>> begin Record extracts

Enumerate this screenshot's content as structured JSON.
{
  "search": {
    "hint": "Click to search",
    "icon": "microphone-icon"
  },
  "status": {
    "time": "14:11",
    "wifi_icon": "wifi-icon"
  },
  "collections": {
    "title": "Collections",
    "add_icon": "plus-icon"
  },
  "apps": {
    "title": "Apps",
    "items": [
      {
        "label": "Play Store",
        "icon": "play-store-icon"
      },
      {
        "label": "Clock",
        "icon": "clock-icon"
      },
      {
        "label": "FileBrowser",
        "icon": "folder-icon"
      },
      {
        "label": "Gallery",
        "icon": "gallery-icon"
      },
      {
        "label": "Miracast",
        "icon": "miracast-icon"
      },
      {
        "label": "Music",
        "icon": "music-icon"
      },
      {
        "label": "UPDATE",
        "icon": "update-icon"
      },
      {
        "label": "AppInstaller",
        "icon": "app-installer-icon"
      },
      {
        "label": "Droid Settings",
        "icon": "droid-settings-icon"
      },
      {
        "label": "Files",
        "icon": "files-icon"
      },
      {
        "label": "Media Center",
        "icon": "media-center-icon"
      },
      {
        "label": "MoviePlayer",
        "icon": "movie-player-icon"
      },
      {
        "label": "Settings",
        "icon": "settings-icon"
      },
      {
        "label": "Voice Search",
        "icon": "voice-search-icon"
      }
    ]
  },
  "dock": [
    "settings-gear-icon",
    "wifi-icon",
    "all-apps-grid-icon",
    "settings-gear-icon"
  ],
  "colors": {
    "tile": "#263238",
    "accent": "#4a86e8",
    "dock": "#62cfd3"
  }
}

>> end Record extracts

Return each entry from the material above exactly as it appears.

Enumerate this screenshot's content as structured JSON.
{
  "search": {
    "hint": "Click to search",
    "icon": "microphone-icon"
  },
  "status": {
    "time": "14:11",
    "wifi_icon": "wifi-icon"
  },
  "collections": {
    "title": "Collections",
    "add_icon": "plus-icon"
  },
  "apps": {
    "title": "Apps",
    "items": [
      {
        "label": "Play Store",
        "icon": "play-store-icon"
      },
      {
        "label": "Clock",
        "icon": "clock-icon"
      },
      {
        "label": "FileBrowser",
        "icon": "folder-icon"
      },
      {
        "label": "Gallery",
        "icon": "gallery-icon"
      },
      {
        "label": "Miracast",
        "icon": "miracast-icon"
      },
      {
        "label": "Music",
        "icon": "music-icon"
      },
      {
        "label": "UPDATE",
        "icon": "update-icon"
      },
      {
        "label": "AppInstaller",
        "icon": "app-installer-icon"
      },
      {
        "label": "Droid Settings",
        "icon": "droid-settings-icon"
      },
      {
        "label": "Files",
        "icon": "files-icon"
      },
      {
        "label": "Media Center",
        "icon": "media-center-icon"
      },
      {
        "label": "MoviePlayer",
        "icon": "movie-player-icon"
      },
      {
        "label": "Settings",
        "icon": "settings-icon"
      },
      {
        "label": "Voice Search",
        "icon": "voice-search-icon"
      }
    ]
  },
  "dock": [
    "settings-gear-icon",
    "wifi-icon",
    "all-apps-grid-icon",
    "settings-gear-icon"
  ],
  "colors": {
    "tile": "#263238",
    "accent": "#4a86e8",
    "dock": "#62cfd3"
  }
}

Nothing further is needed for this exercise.